= PROBLEM DESCRIPTION =
Could you change "bike-icon" to "cycle-icon" in the records below, from the line holding "Detect and localize" through the line holding "workout-item[interactable]: 71% AVG", inclusive, and give back only those lines with nothing else altered?
** START **
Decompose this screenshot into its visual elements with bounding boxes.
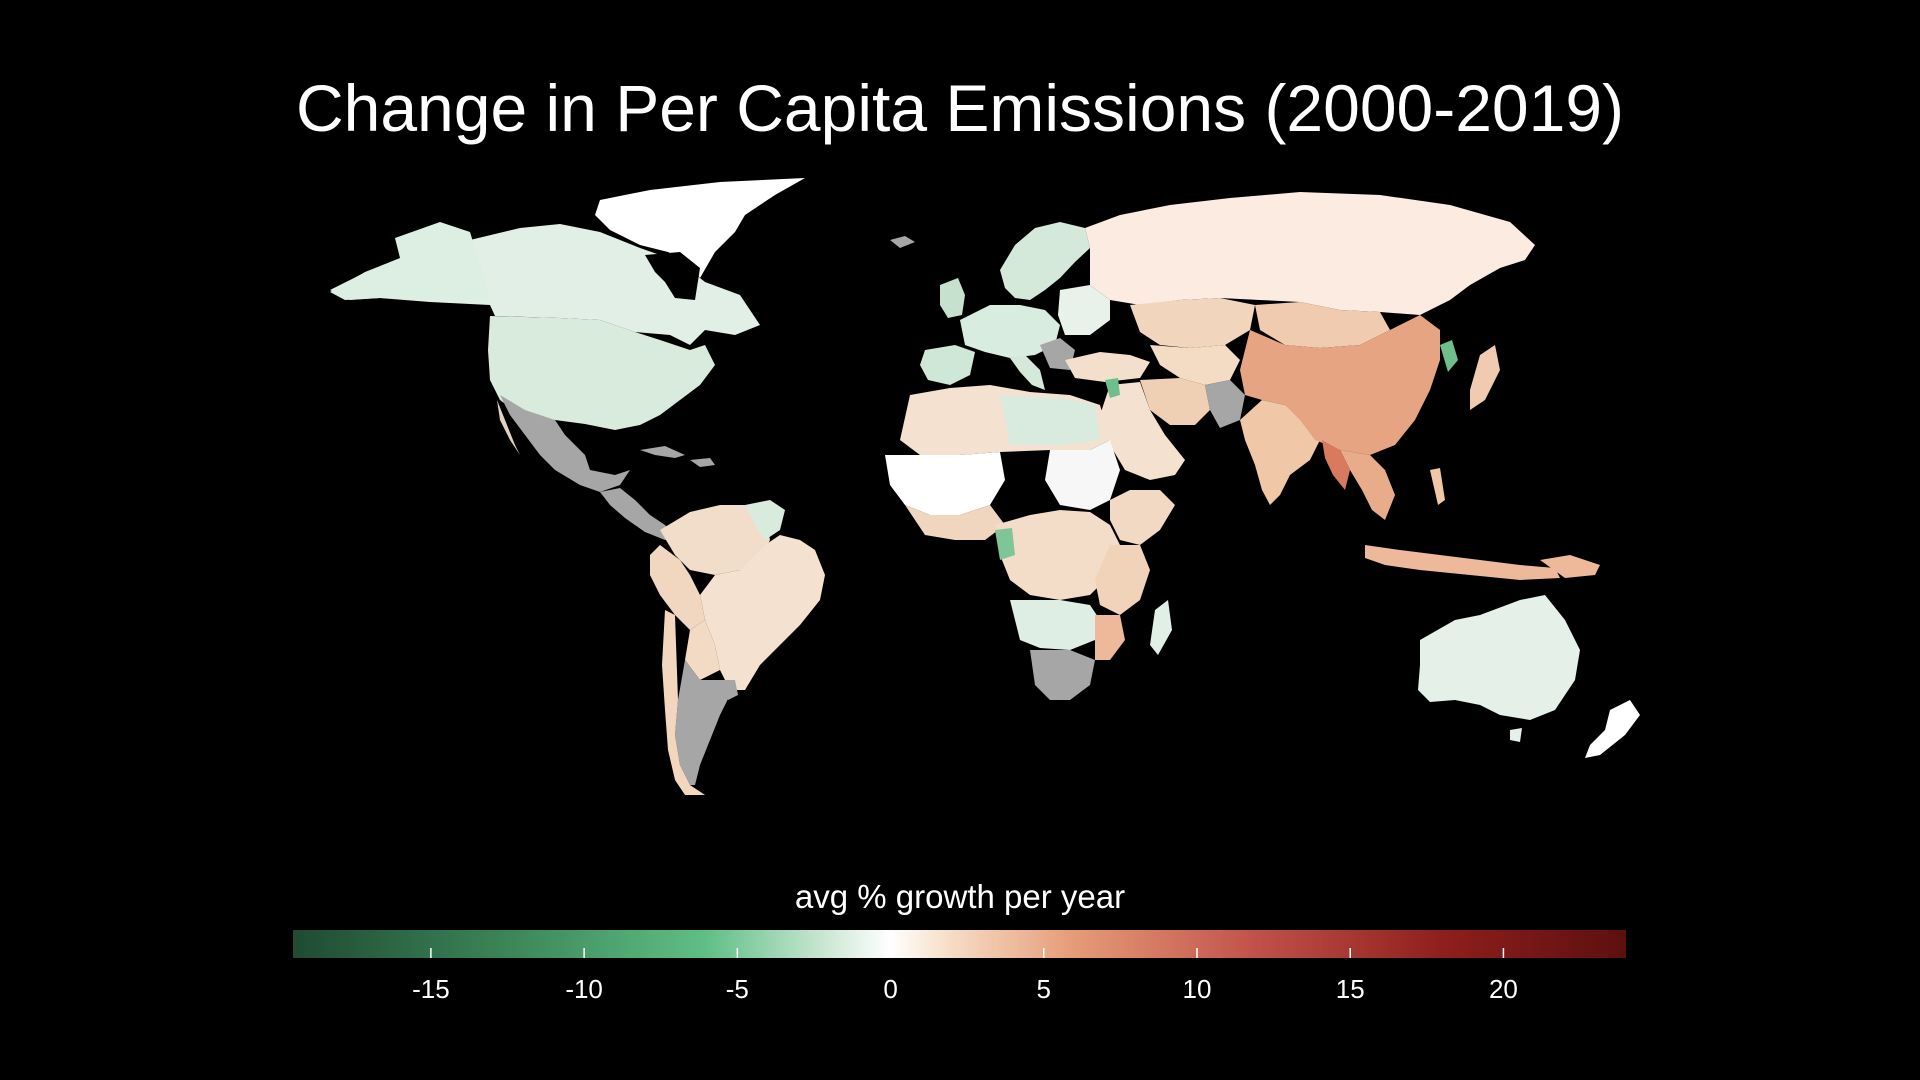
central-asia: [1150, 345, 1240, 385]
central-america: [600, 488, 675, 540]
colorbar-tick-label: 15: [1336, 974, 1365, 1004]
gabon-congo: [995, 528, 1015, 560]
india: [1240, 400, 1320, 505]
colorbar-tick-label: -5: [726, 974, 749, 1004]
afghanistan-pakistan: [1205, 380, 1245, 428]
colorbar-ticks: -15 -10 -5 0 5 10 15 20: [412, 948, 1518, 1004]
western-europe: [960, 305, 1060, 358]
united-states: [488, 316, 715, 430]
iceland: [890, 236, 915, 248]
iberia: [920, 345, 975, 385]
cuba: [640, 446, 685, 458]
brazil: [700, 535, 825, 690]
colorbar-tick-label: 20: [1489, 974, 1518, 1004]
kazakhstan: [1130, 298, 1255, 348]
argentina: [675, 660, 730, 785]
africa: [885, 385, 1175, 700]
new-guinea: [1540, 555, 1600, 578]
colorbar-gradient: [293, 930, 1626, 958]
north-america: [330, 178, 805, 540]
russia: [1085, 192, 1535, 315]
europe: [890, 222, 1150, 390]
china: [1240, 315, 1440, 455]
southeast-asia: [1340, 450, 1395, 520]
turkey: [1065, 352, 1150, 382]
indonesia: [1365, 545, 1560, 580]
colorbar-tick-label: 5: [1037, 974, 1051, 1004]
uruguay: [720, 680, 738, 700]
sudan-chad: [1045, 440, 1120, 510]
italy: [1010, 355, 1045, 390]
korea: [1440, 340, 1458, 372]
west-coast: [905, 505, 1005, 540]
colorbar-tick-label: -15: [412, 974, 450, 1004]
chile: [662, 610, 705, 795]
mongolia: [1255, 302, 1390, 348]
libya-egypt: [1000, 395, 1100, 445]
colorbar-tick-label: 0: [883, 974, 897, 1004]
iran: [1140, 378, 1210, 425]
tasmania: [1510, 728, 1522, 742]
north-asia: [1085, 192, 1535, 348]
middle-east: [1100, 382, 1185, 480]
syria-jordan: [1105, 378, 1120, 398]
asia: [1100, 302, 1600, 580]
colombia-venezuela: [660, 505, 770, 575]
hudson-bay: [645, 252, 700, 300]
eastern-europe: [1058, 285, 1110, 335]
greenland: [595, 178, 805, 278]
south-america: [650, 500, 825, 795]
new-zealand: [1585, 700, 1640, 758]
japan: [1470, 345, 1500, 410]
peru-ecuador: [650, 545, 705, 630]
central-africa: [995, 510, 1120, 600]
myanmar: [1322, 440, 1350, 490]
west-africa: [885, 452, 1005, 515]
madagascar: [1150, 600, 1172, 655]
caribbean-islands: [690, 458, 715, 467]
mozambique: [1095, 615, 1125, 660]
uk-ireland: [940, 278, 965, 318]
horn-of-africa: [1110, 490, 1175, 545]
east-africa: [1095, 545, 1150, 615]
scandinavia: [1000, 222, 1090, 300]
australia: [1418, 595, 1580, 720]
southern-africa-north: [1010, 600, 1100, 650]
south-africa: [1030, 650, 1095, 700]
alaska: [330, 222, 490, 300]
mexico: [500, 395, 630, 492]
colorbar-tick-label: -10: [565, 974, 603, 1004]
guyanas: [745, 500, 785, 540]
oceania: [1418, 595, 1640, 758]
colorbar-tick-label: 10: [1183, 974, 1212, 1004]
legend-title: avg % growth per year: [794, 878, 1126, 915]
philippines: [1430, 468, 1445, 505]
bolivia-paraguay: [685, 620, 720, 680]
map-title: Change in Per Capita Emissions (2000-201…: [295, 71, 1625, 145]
** END **
** START **
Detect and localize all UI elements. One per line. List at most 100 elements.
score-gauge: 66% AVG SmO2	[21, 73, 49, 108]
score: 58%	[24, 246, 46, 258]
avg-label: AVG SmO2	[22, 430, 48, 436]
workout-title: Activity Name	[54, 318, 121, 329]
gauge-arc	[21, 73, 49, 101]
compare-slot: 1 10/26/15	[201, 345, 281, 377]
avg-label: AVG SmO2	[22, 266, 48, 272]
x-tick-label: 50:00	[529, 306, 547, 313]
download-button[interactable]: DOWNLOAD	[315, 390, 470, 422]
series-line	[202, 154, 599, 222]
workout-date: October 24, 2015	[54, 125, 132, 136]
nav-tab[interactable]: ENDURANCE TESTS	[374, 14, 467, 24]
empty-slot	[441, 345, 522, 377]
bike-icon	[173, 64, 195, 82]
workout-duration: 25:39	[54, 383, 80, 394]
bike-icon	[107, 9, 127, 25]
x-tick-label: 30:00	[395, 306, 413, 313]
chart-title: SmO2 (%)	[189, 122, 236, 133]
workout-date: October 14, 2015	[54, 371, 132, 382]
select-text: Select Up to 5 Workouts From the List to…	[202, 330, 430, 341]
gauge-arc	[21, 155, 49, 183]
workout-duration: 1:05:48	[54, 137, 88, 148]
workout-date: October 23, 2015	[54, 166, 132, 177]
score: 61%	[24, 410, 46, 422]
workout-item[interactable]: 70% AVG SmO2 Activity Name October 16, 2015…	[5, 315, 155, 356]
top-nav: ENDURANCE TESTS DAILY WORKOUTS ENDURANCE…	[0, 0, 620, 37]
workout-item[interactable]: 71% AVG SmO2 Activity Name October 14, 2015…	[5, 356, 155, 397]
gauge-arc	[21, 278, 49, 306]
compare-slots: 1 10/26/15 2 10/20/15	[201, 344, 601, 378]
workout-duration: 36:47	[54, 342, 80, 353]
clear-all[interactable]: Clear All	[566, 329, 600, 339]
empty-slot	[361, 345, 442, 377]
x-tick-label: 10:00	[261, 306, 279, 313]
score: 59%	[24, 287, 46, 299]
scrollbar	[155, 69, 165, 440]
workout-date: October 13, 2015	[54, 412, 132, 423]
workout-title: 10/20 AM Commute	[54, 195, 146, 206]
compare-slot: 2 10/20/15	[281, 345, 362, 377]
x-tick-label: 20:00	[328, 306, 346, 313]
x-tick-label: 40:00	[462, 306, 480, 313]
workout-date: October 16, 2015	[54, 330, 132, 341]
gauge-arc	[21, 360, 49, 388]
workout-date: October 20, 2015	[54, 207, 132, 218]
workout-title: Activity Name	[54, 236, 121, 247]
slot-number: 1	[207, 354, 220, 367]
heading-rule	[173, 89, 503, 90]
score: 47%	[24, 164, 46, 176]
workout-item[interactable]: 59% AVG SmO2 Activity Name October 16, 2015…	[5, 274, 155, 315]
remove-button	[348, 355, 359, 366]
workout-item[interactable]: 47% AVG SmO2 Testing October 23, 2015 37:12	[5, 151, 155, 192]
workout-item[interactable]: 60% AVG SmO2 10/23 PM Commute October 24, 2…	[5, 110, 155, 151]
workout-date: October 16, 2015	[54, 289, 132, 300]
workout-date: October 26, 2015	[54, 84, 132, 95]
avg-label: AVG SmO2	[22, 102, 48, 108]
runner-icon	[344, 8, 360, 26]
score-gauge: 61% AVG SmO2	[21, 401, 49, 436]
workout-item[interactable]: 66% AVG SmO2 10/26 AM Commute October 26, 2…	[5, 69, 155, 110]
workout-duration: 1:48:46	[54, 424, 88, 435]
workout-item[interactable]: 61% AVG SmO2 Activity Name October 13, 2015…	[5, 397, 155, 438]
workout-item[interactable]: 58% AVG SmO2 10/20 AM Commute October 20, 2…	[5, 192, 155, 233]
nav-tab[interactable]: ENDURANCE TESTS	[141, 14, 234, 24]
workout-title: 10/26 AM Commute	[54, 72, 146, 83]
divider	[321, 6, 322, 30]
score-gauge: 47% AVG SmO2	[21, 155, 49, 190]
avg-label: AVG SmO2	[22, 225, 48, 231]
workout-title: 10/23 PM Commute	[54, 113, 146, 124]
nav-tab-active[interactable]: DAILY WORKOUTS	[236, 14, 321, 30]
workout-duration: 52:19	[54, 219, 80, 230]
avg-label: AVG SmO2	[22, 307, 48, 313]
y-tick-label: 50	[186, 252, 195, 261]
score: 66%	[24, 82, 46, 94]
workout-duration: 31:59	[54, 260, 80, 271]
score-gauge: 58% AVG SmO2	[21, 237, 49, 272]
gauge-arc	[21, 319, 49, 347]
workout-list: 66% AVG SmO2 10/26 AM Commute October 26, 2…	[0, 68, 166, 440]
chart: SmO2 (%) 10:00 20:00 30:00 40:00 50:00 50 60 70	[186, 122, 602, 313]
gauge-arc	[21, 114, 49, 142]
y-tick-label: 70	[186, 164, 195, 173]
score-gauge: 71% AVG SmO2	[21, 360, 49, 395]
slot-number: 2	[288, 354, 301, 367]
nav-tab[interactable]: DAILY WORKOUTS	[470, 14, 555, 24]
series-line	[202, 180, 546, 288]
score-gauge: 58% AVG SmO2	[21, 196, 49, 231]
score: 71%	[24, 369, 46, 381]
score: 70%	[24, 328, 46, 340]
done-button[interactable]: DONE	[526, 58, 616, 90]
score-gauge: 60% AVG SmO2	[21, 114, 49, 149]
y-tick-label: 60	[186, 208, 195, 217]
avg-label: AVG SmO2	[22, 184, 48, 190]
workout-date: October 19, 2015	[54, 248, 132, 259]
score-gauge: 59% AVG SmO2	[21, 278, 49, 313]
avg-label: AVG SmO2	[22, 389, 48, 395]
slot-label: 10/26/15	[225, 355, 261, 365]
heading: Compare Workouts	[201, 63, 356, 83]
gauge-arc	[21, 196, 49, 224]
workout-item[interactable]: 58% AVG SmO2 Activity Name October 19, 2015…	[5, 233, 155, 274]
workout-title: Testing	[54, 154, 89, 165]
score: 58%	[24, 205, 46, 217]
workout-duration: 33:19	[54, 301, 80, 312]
** END **
= SOLVED PROBLEM =
Detect and localize all UI elements. One per line. List at most 100 elements.
score-gauge: 66% AVG SmO2	[21, 73, 49, 108]
score: 58%	[24, 246, 46, 258]
avg-label: AVG SmO2	[22, 430, 48, 436]
workout-title: Activity Name	[54, 318, 121, 329]
gauge-arc	[21, 73, 49, 101]
compare-slot: 1 10/26/15	[201, 345, 281, 377]
avg-label: AVG SmO2	[22, 266, 48, 272]
x-tick-label: 50:00	[529, 306, 547, 313]
download-button[interactable]: DOWNLOAD	[315, 390, 470, 422]
series-line	[202, 154, 599, 222]
workout-date: October 24, 2015	[54, 125, 132, 136]
nav-tab[interactable]: ENDURANCE TESTS	[374, 14, 467, 24]
empty-slot	[441, 345, 522, 377]
cycle-icon	[173, 64, 195, 82]
workout-duration: 25:39	[54, 383, 80, 394]
cycle-icon	[107, 9, 127, 25]
x-tick-label: 30:00	[395, 306, 413, 313]
chart-title: SmO2 (%)	[189, 122, 236, 133]
workout-date: October 14, 2015	[54, 371, 132, 382]
select-text: Select Up to 5 Workouts From the List to…	[202, 330, 430, 341]
gauge-arc	[21, 155, 49, 183]
workout-duration: 1:05:48	[54, 137, 88, 148]
workout-date: October 23, 2015	[54, 166, 132, 177]
score: 61%	[24, 410, 46, 422]
workout-item[interactable]: 70% AVG SmO2 Activity Name October 16, 2015…	[5, 315, 155, 356]
top-nav: ENDURANCE TESTS DAILY WORKOUTS ENDURANCE…	[0, 0, 620, 37]
workout-item[interactable]: 71% AVG SmO2 Activity Name October 14, 2015…	[5, 356, 155, 397]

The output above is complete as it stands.